[swift-evolution] switch must be exhaustive, consider adding a default clause

Joe Groff jgroff at apple.com
Wed Apr 12 15:17:45 CDT 2017


> On Apr 11, 2017, at 11:24 AM, Drew Crawford <drew at drewcrawfordapps.com> wrote:
> 
> 
> 
> 
> On April 11, 2017 at 11:38:05 AM, Joe Groff (jgroff at apple.com <mailto:jgroff at apple.com>) wrote:
> 
>> By design, Swift avoids making semantic rules based on that kind of analysis, since it would be brittle and difficult to describe when the compiler can and can't see that a condition holds nonlocally like this.
> 
> Swift *currently implements* semantic rules based on this kind of analysis.  Exhibit A:
> 
> func foo() {
> 
>     let a: Bool
> 
>     if UUID().uuidString == "non-local condition" {
> 
>         a = true
> 
>     }
> 
>     else {
> 
>         preconditionFailure("Don't initialize a")

Dataset records:
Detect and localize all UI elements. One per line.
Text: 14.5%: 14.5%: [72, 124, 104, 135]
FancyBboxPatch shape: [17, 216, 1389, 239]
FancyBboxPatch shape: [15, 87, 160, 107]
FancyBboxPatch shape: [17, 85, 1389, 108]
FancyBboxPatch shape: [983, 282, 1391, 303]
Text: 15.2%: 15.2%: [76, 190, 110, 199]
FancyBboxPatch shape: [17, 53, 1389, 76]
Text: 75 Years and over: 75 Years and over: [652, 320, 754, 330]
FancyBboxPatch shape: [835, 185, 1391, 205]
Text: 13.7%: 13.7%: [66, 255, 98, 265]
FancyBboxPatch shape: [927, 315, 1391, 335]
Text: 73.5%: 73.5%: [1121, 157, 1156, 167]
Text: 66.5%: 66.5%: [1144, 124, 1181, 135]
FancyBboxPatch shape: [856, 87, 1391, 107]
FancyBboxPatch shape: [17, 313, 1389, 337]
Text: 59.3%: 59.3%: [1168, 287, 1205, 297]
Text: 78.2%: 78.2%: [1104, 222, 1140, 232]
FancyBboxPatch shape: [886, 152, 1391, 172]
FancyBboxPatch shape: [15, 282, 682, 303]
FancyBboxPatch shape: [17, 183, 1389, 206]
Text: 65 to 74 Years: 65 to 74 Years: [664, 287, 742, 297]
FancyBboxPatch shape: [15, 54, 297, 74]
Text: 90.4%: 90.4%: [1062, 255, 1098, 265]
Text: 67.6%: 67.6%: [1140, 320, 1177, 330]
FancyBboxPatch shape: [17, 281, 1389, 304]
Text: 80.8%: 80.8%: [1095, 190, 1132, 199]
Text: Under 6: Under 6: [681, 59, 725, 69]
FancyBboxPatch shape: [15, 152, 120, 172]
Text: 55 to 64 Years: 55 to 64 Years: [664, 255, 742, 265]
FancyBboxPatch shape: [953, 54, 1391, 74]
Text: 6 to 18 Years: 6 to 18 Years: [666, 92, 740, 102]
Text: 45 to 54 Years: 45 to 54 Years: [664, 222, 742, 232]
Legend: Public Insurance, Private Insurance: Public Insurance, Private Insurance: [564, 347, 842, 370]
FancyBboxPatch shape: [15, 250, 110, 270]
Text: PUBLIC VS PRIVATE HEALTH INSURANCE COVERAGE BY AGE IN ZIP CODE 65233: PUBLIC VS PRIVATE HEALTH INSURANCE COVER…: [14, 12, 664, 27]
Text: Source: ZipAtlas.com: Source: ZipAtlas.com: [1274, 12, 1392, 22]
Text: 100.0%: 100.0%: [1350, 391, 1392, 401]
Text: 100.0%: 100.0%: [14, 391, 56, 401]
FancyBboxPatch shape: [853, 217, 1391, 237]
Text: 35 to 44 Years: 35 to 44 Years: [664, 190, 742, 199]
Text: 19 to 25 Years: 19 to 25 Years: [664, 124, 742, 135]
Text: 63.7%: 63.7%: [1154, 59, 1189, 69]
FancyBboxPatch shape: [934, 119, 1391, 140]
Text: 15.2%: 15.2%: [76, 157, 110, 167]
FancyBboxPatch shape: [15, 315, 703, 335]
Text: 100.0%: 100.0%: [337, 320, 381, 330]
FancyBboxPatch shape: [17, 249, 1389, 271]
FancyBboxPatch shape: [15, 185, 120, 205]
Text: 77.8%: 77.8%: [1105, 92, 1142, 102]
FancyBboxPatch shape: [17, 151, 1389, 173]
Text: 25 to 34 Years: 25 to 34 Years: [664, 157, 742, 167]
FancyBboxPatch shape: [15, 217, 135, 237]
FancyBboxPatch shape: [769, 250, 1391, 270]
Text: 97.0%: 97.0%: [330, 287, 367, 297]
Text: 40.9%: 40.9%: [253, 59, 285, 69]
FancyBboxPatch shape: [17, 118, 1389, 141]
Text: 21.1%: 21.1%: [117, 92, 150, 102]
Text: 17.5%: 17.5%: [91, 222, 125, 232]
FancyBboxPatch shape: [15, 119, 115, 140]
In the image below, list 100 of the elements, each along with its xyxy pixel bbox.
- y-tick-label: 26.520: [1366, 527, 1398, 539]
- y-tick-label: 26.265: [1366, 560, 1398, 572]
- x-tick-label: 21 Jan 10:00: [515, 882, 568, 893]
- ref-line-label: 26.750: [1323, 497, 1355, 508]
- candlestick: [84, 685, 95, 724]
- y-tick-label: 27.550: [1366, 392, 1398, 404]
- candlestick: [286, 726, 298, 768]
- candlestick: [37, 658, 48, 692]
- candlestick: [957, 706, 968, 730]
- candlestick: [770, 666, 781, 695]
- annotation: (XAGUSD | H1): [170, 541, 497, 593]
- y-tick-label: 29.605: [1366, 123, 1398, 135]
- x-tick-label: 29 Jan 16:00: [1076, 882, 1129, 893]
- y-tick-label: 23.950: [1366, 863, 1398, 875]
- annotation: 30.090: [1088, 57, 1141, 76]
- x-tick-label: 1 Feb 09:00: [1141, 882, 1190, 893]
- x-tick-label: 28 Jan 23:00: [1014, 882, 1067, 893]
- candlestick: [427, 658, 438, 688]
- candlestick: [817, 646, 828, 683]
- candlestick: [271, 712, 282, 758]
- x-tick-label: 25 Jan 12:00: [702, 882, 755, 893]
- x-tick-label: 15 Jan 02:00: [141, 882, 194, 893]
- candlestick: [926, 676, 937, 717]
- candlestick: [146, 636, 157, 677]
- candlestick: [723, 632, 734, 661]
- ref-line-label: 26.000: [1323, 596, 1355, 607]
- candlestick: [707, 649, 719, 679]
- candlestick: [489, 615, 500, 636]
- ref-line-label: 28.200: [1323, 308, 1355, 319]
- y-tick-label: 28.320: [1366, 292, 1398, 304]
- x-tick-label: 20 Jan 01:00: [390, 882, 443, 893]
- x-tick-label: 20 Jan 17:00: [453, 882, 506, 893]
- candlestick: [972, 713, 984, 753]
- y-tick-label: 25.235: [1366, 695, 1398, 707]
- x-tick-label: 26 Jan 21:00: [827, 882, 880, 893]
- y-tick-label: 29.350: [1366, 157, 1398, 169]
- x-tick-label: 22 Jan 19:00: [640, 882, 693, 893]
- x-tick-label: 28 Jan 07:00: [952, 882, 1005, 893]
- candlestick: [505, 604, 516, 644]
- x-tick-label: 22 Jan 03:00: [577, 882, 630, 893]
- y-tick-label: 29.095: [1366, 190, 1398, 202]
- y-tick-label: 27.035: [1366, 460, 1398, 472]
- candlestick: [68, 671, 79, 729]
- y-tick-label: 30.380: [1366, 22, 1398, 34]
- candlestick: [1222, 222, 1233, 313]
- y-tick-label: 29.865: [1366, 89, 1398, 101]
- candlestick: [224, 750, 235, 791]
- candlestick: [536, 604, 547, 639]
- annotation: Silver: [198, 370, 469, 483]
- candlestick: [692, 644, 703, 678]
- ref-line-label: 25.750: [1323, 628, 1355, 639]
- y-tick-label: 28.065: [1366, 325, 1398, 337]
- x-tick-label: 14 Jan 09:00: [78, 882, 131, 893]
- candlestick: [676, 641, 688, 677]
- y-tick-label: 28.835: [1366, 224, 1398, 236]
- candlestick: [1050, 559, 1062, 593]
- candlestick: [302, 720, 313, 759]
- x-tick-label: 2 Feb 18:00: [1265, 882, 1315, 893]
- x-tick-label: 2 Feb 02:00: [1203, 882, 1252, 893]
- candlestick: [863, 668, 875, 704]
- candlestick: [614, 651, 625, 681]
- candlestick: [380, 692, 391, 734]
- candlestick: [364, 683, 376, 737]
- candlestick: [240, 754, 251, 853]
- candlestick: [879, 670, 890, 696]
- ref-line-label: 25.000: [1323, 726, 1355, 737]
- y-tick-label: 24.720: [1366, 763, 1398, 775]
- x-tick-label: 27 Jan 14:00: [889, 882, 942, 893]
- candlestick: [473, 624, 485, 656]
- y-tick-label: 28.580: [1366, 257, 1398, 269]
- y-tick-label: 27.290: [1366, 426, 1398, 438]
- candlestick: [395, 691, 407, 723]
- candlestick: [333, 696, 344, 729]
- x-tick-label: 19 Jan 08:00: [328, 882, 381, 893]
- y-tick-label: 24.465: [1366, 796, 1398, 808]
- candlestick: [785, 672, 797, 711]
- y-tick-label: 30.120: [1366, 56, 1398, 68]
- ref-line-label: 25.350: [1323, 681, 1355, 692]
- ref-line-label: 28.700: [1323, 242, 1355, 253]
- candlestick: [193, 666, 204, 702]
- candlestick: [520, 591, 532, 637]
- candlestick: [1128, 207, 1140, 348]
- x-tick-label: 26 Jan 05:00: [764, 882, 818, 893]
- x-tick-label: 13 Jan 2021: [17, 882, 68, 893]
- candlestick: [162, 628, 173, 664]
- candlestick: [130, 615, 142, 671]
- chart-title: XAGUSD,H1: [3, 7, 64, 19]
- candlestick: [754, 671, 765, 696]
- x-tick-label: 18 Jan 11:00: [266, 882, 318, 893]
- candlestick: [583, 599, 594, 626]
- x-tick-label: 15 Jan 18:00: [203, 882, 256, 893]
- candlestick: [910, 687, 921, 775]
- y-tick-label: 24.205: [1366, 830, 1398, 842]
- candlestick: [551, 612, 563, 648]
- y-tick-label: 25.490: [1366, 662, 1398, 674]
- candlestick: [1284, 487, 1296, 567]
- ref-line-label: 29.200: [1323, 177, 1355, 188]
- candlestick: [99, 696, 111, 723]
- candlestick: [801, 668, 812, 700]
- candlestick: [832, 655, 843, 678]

* Tasks to complete
• 1. Reproduce the passage of the swift-evolution message from "[swift-evolution] switch must" to "nonlocally like this.".
• 2. Answer these questions about the swift-evolution message:
(a) On what date was the message sent?
(b) What type is declared for the constant a in the code sample?
(c) What string is passed to preconditionFailure in the code sample?
These rows have no connection to the swift-evolution message.

* Task-by-task results
• 1.
[swift-evolution] switch must be exhaustive, consider adding a default clause

Joe Groff jgroff at apple.com
Wed Apr 12 15:17:45 CDT 2017


> On Apr 11, 2017, at 11:24 AM, Drew Crawford <drew at drewcrawfordapps.com> wrote:
> 
> 
> 
> 
> On April 11, 2017 at 11:38:05 AM, Joe Groff (jgroff at apple.com <mailto:jgroff at apple.com>) wrote:
> 
>> By design, Swift avoids making semantic rules based on that kind of analysis, since it would be brittle and difficult to describe when the compiler can and can't see that a condition holds nonlocally like this.

• 2.
(a) Wednesday, April 12, 2017
(b) Bool
(c) "Don't initialize a"